Reproduce each line of the material exactly, minus any picture.

Dataset records:
=====
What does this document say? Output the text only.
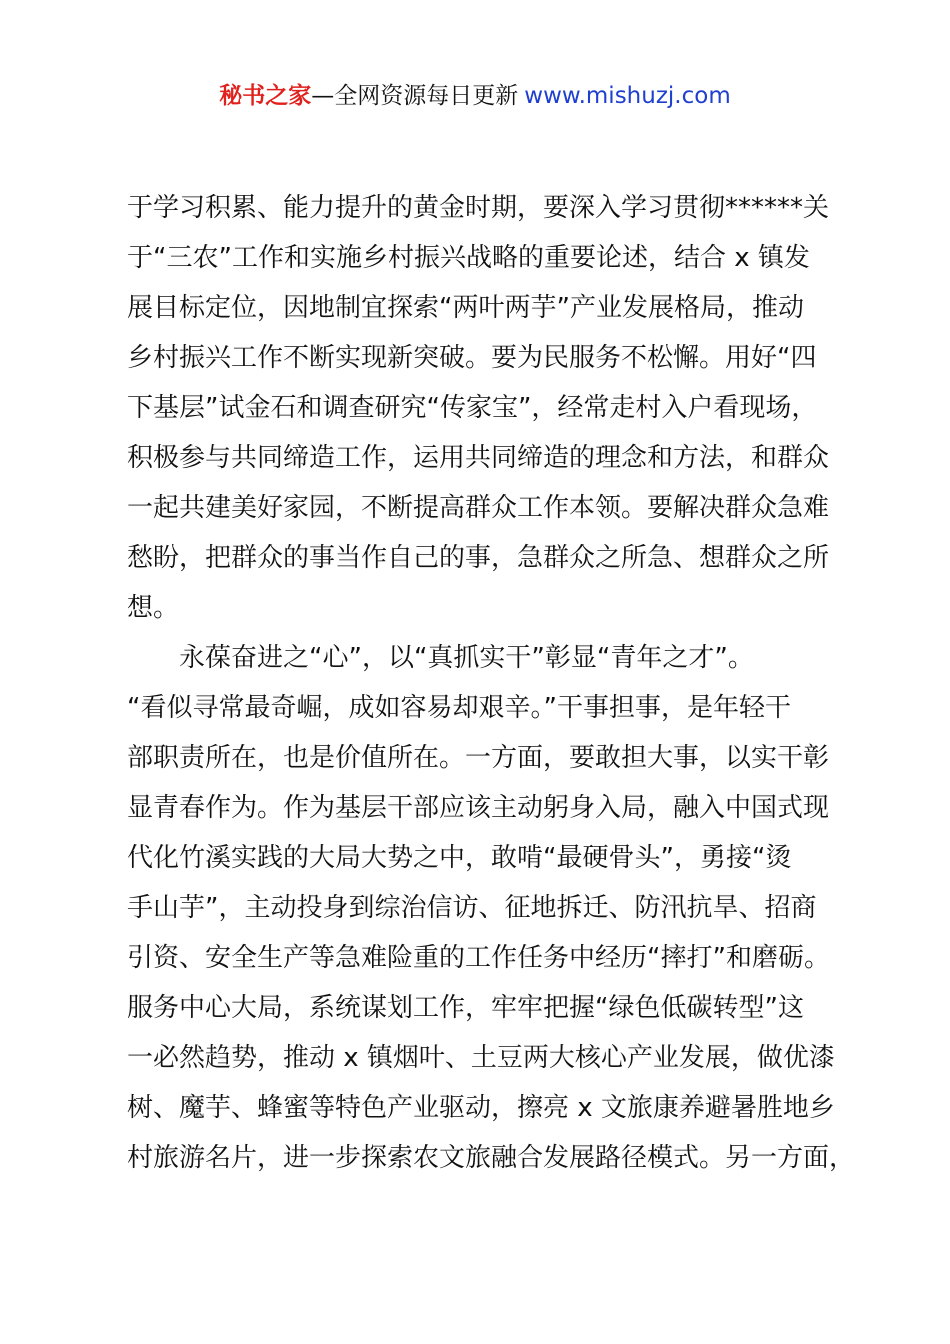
秘书之家—全网资源每日更新 www.mishuzj.com
于学习积累、能力提升的黄金时期，要深入学习贯彻******关
于“三农”工作和实施乡村振兴战略的重要论述，结合 x 镇发
展目标定位，因地制宜探索“两叶两芋”产业发展格局，推动
乡村振兴工作不断实现新突破。要为民服务不松懈。用好“四
下基层”试金石和调查研究“传家宝”，经常走村入户看现场，
积极参与共同缔造工作，运用共同缔造的理念和方法，和群众
一起共建美好家园，不断提高群众工作本领。要解决群众急难
愁盼，把群众的事当作自己的事，急群众之所急、想群众之所
想。
永葆奋进之“心”，以“真抓实干”彰显“青年之才”。
“看似寻常最奇崛，成如容易却艰辛。”干事担事，是年轻干
部职责所在，也是价值所在。一方面，要敢担大事，以实干彰
显青春作为。作为基层干部应该主动躬身入局，融入中国式现
代化竹溪实践的大局大势之中，敢啃“最硬骨头”，勇接“烫
手山芋”，主动投身到综治信访、征地拆迁、防汛抗旱、招商
引资、安全生产等急难险重的工作任务中经历“摔打”和磨砺。
服务中心大局，系统谋划工作，牢牢把握“绿色低碳转型”这
一必然趋势，推动 x 镇烟叶、土豆两大核心产业发展，做优漆
树、魔芋、蜂蜜等特色产业驱动，擦亮 x 文旅康养避暑胜地乡
村旅游名片，进一步探索农文旅融合发展路径模式。另一方面，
=====
Result of this exercise:
What does this document say? Output the text only.
秘书之家—全网资源每日更新 www.mishuzj.com
于学习积累、能力提升的黄金时期，要深入学习贯彻******关
于“三农”工作和实施乡村振兴战略的重要论述，结合 x 镇发
展目标定位，因地制宜探索“两叶两芋”产业发展格局，推动
乡村振兴工作不断实现新突破。要为民服务不松懈。用好“四
下基层”试金石和调查研究“传家宝”，经常走村入户看现场，
积极参与共同缔造工作，运用共同缔造的理念和方法，和群众
一起共建美好家园，不断提高群众工作本领。要解决群众急难
愁盼，把群众的事当作自己的事，急群众之所急、想群众之所
想。
永葆奋进之“心”，以“真抓实干”彰显“青年之才”。
“看似寻常最奇崛，成如容易却艰辛。”干事担事，是年轻干
部职责所在，也是价值所在。一方面，要敢担大事，以实干彰
显青春作为。作为基层干部应该主动躬身入局，融入中国式现
代化竹溪实践的大局大势之中，敢啃“最硬骨头”，勇接“烫
手山芋”，主动投身到综治信访、征地拆迁、防汛抗旱、招商
引资、安全生产等急难险重的工作任务中经历“摔打”和磨砺。
服务中心大局，系统谋划工作，牢牢把握“绿色低碳转型”这
一必然趋势，推动 x 镇烟叶、土豆两大核心产业发展，做优漆
树、魔芋、蜂蜜等特色产业驱动，擦亮 x 文旅康养避暑胜地乡
村旅游名片，进一步探索农文旅融合发展路径模式。另一方面，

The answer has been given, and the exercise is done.